Task requirements: Keep the pictures out and restate every record exactly.

Dataset listings of figures:
/---

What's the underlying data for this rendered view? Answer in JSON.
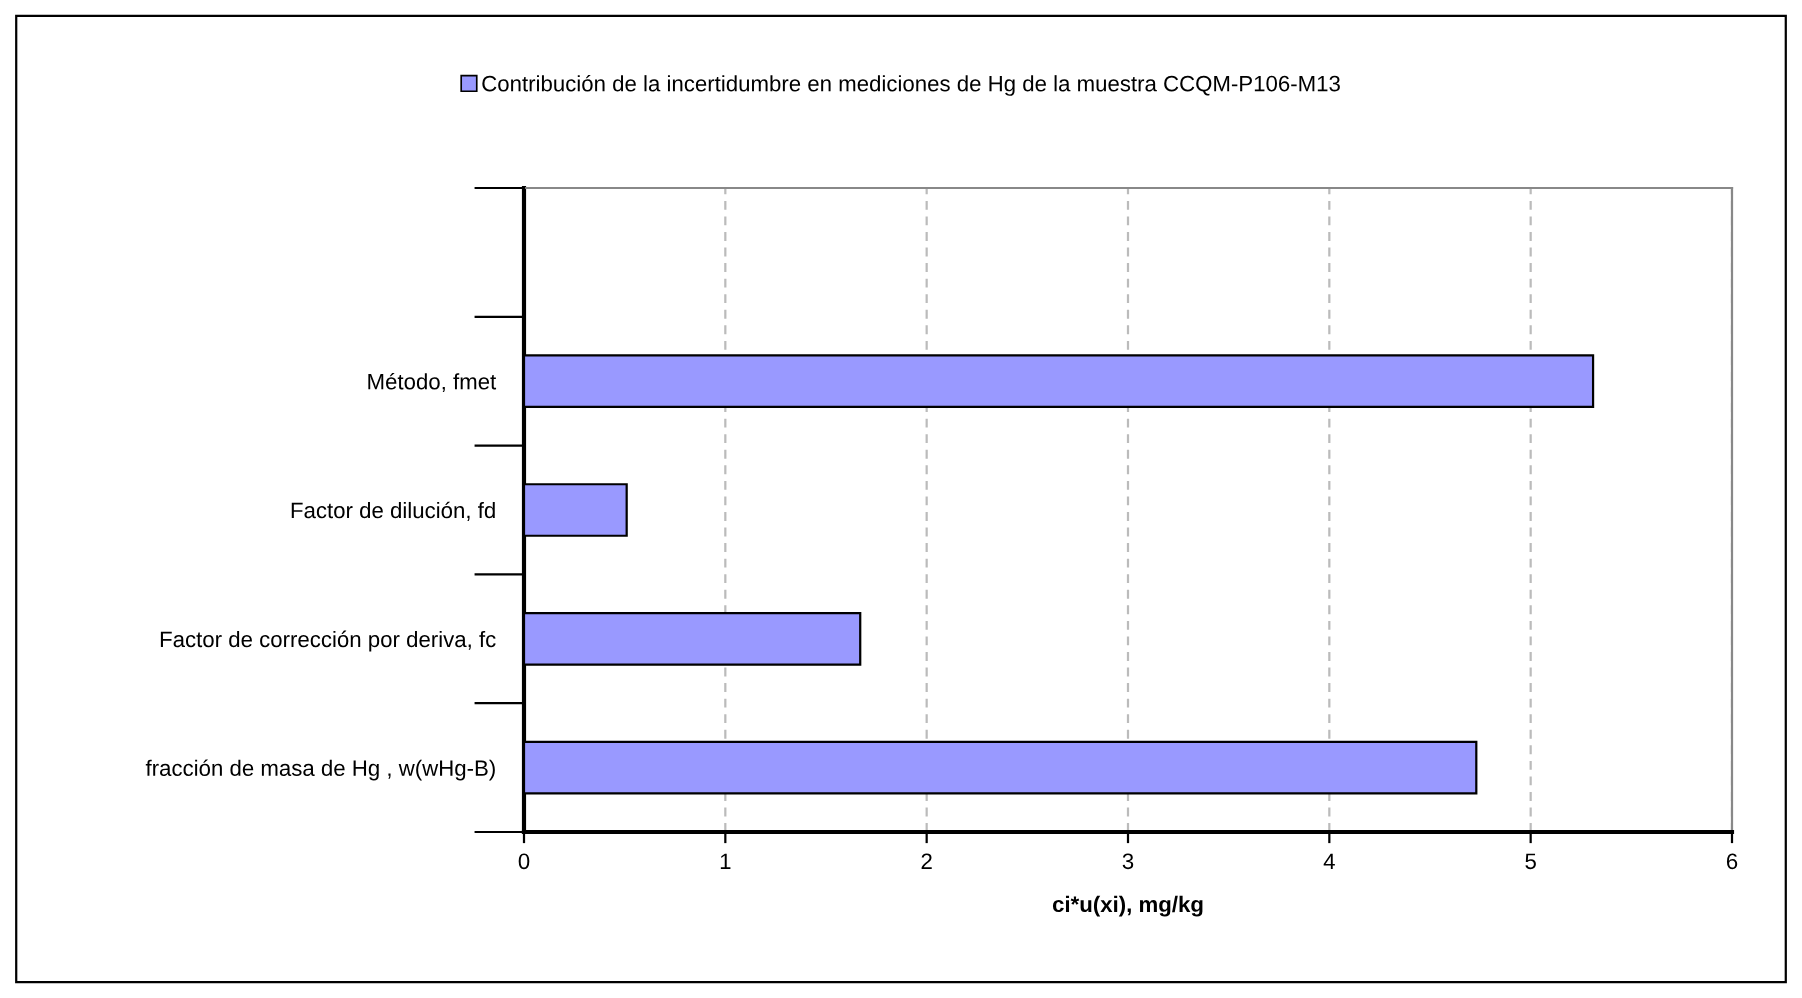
{
  "chart_data": {
    "type": "bar",
    "orientation": "horizontal",
    "xlabel": "ci*u(xi), mg/kg",
    "categories": [
      null,
      "Método, fmet",
      "Factor de dilución, fd",
      "Factor de corrección por deriva, fc",
      "fracción de masa de Hg , w(wHg-B)"
    ],
    "series": [
      {
        "name": "Contribución de la incertidumbre en mediciones de Hg de la muestra CCQM-P106-M13",
        "color": "#9999ff",
        "values": [
          null,
          5.31,
          0.51,
          1.67,
          4.73
        ]
      }
    ],
    "xlim": [
      0,
      6
    ],
    "xticks": [
      0,
      1,
      2,
      3,
      4,
      5,
      6
    ],
    "grid": "x",
    "legend": "top"
  }
}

\---

Expected answer:
What's the underlying data for this rendered view? Answer in JSON.
{
  "chart_data": {
    "type": "bar",
    "orientation": "horizontal",
    "xlabel": "ci*u(xi), mg/kg",
    "categories": [
      null,
      "Método, fmet",
      "Factor de dilución, fd",
      "Factor de corrección por deriva, fc",
      "fracción de masa de Hg , w(wHg-B)"
    ],
    "series": [
      {
        "name": "Contribución de la incertidumbre en mediciones de Hg de la muestra CCQM-P106-M13",
        "color": "#9999ff",
        "values": [
          null,
          5.31,
          0.51,
          1.67,
          4.73
        ]
      }
    ],
    "xlim": [
      0,
      6
    ],
    "xticks": [
      0,
      1,
      2,
      3,
      4,
      5,
      6
    ],
    "grid": "x",
    "legend": "top"
  }
}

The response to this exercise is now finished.